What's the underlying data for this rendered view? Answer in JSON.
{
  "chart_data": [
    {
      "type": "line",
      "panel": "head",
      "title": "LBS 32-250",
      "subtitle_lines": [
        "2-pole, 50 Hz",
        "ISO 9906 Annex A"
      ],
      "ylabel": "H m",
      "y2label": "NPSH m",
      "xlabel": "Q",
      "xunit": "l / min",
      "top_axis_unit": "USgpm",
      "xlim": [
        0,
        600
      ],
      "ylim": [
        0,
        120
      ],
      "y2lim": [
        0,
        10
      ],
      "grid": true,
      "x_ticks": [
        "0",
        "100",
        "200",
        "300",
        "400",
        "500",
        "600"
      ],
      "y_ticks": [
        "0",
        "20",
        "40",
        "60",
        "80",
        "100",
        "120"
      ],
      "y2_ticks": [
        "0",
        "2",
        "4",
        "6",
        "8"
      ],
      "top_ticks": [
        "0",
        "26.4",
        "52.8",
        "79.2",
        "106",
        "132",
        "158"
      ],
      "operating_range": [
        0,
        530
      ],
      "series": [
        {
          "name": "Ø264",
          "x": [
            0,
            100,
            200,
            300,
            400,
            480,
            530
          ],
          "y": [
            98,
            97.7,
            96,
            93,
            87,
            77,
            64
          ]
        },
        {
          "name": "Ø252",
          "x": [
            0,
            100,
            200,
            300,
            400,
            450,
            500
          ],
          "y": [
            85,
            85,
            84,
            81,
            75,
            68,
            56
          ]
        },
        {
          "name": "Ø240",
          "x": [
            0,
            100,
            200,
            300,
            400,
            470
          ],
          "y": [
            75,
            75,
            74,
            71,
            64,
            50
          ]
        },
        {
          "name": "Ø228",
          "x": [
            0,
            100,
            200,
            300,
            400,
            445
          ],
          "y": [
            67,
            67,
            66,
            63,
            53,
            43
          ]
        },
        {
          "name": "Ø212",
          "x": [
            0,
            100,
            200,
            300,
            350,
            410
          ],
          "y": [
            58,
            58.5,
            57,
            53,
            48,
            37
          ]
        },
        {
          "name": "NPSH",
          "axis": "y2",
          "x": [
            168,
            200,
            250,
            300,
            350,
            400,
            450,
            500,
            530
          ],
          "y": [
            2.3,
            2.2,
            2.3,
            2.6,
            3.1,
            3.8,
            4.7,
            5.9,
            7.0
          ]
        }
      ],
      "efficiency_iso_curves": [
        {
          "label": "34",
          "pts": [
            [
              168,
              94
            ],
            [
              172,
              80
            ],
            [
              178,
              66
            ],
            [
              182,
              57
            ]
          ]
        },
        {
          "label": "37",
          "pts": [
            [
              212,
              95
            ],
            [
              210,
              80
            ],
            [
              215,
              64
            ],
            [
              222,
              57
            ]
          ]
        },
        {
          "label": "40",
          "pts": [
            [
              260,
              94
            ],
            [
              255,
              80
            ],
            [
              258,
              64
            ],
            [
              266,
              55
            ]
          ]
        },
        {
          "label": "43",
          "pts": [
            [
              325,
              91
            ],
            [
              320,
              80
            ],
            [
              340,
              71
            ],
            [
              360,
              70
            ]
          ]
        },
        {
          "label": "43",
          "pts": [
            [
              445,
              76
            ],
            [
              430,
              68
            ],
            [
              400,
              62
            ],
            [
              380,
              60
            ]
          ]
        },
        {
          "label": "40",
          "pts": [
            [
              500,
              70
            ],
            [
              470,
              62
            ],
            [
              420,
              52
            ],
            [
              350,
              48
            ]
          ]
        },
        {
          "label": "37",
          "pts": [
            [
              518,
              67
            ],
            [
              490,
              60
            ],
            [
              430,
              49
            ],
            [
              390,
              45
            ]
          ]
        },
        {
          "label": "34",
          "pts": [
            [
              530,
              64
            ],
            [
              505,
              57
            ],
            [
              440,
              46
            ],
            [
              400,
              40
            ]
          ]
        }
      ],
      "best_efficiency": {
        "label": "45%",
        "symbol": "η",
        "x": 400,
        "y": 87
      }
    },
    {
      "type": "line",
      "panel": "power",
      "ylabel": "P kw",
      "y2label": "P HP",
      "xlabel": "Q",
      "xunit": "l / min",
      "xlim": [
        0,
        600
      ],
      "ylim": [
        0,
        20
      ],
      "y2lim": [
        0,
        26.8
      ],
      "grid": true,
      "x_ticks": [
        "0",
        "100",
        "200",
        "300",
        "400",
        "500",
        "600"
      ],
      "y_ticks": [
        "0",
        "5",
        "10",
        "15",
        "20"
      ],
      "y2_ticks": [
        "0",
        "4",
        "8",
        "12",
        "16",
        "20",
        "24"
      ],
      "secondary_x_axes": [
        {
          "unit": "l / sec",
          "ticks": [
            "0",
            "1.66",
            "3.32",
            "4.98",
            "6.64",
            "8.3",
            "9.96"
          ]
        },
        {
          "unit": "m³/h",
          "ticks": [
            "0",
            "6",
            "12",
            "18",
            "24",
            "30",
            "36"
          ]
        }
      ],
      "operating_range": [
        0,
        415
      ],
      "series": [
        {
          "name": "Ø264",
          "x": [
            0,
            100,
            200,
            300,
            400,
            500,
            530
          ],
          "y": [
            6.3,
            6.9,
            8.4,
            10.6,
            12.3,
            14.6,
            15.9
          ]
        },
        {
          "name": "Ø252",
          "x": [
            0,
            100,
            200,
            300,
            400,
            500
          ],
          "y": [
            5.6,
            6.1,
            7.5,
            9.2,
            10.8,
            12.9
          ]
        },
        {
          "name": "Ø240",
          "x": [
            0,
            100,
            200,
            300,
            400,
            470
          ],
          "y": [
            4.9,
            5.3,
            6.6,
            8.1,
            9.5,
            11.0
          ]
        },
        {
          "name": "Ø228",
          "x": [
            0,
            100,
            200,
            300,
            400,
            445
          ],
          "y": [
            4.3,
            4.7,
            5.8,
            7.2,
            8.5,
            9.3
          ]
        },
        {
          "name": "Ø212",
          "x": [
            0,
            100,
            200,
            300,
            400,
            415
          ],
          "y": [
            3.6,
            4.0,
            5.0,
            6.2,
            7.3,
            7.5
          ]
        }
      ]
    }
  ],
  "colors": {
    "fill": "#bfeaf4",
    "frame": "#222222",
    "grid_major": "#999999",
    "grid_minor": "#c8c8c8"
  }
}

________________________

__WHAT IS EXPECTED__: Repeat the entries exactly, all of them.

__TASK OUTPUT__:
What's the underlying data for this rendered view? Answer in JSON.
{
  "chart_data": [
    {
      "type": "line",
      "panel": "head",
      "title": "LBS 32-250",
      "subtitle_lines": [
        "2-pole, 50 Hz",
        "ISO 9906 Annex A"
      ],
      "ylabel": "H m",
      "y2label": "NPSH m",
      "xlabel": "Q",
      "xunit": "l / min",
      "top_axis_unit": "USgpm",
      "xlim": [
        0,
        600
      ],
      "ylim": [
        0,
        120
      ],
      "y2lim": [
        0,
        10
      ],
      "grid": true,
      "x_ticks": [
        "0",
        "100",
        "200",
        "300",
        "400",
        "500",
        "600"
      ],
      "y_ticks": [
        "0",
        "20",
        "40",
        "60",
        "80",
        "100",
        "120"
      ],
      "y2_ticks": [
        "0",
        "2",
        "4",
        "6",
        "8"
      ],
      "top_ticks": [
        "0",
        "26.4",
        "52.8",
        "79.2",
        "106",
        "132",
        "158"
      ],
      "operating_range": [
        0,
        530
      ],
      "series": [
        {
          "name": "Ø264",
          "x": [
            0,
            100,
            200,
            300,
            400,
            480,
            530
          ],
          "y": [
            98,
            97.7,
            96,
            93,
            87,
            77,
            64
          ]
        },
        {
          "name": "Ø252",
          "x": [
            0,
            100,
            200,
            300,
            400,
            450,
            500
          ],
          "y": [
            85,
            85,
            84,
            81,
            75,
            68,
            56
          ]
        },
        {
          "name": "Ø240",
          "x": [
            0,
            100,
            200,
            300,
            400,
            470
          ],
          "y": [
            75,
            75,
            74,
            71,
            64,
            50
          ]
        },
        {
          "name": "Ø228",
          "x": [
            0,
            100,
            200,
            300,
            400,
            445
          ],
          "y": [
            67,
            67,
            66,
            63,
            53,
            43
          ]
        },
        {
          "name": "Ø212",
          "x": [
            0,
            100,
            200,
            300,
            350,
            410
          ],
          "y": [
            58,
            58.5,
            57,
            53,
            48,
            37
          ]
        },
        {
          "name": "NPSH",
          "axis": "y2",
          "x": [
            168,
            200,
            250,
            300,
            350,
            400,
            450,
            500,
            530
          ],
          "y": [
            2.3,
            2.2,
            2.3,
            2.6,
            3.1,
            3.8,
            4.7,
            5.9,
            7.0
          ]
        }
      ],
      "efficiency_iso_curves": [
        {
          "label": "34",
          "pts": [
            [
              168,
              94
            ],
            [
              172,
              80
            ],
            [
              178,
              66
            ],
            [
              182,
              57
            ]
          ]
        },
        {
          "label": "37",
          "pts": [
            [
              212,
              95
            ],
            [
              210,
              80
            ],
            [
              215,
              64
            ],
            [
              222,
              57
            ]
          ]
        },
        {
          "label": "40",
          "pts": [
            [
              260,
              94
            ],
            [
              255,
              80
            ],
            [
              258,
              64
            ],
            [
              266,
              55
            ]
          ]
        },
        {
          "label": "43",
          "pts": [
            [
              325,
              91
            ],
            [
              320,
              80
            ],
            [
              340,
              71
            ],
            [
              360,
              70
            ]
          ]
        },
        {
          "label": "43",
          "pts": [
            [
              445,
              76
            ],
            [
              430,
              68
            ],
            [
              400,
              62
            ],
            [
              380,
              60
            ]
          ]
        },
        {
          "label": "40",
          "pts": [
            [
              500,
              70
            ],
            [
              470,
              62
            ],
            [
              420,
              52
            ],
            [
              350,
              48
            ]
          ]
        },
        {
          "label": "37",
          "pts": [
            [
              518,
              67
            ],
            [
              490,
              60
            ],
            [
              430,
              49
            ],
            [
              390,
              45
            ]
          ]
        },
        {
          "label": "34",
          "pts": [
            [
              530,
              64
            ],
            [
              505,
              57
            ],
            [
              440,
              46
            ],
            [
              400,
              40
            ]
          ]
        }
      ],
      "best_efficiency": {
        "label": "45%",
        "symbol": "η",
        "x": 400,
        "y": 87
      }
    },
    {
      "type": "line",
      "panel": "power",
      "ylabel": "P kw",
      "y2label": "P HP",
      "xlabel": "Q",
      "xunit": "l / min",
      "xlim": [
        0,
        600
      ],
      "ylim": [
        0,
        20
      ],
      "y2lim": [
        0,
        26.8
      ],
      "grid": true,
      "x_ticks": [
        "0",
        "100",
        "200",
        "300",
        "400",
        "500",
        "600"
      ],
      "y_ticks": [
        "0",
        "5",
        "10",
        "15",
        "20"
      ],
      "y2_ticks": [
        "0",
        "4",
        "8",
        "12",
        "16",
        "20",
        "24"
      ],
      "secondary_x_axes": [
        {
          "unit": "l / sec",
          "ticks": [
            "0",
            "1.66",
            "3.32",
            "4.98",
            "6.64",
            "8.3",
            "9.96"
          ]
        },
        {
          "unit": "m³/h",
          "ticks": [
            "0",
            "6",
            "12",
            "18",
            "24",
            "30",
            "36"
          ]
        }
      ],
      "operating_range": [
        0,
        415
      ],
      "series": [
        {
          "name": "Ø264",
          "x": [
            0,
            100,
            200,
            300,
            400,
            500,
            530
          ],
          "y": [
            6.3,
            6.9,
            8.4,
            10.6,
            12.3,
            14.6,
            15.9
          ]
        },
        {
          "name": "Ø252",
          "x": [
            0,
            100,
            200,
            300,
            400,
            500
          ],
          "y": [
            5.6,
            6.1,
            7.5,
            9.2,
            10.8,
            12.9
          ]
        },
        {
          "name": "Ø240",
          "x": [
            0,
            100,
            200,
            300,
            400,
            470
          ],
          "y": [
            4.9,
            5.3,
            6.6,
            8.1,
            9.5,
            11.0
          ]
        },
        {
          "name": "Ø228",
          "x": [
            0,
            100,
            200,
            300,
            400,
            445
          ],
          "y": [
            4.3,
            4.7,
            5.8,
            7.2,
            8.5,
            9.3
          ]
        },
        {
          "name": "Ø212",
          "x": [
            0,
            100,
            200,
            300,
            400,
            415
          ],
          "y": [
            3.6,
            4.0,
            5.0,
            6.2,
            7.3,
            7.5
          ]
        }
      ]
    }
  ],
  "colors": {
    "fill": "#bfeaf4",
    "frame": "#222222",
    "grid_major": "#999999",
    "grid_minor": "#c8c8c8"
  }
}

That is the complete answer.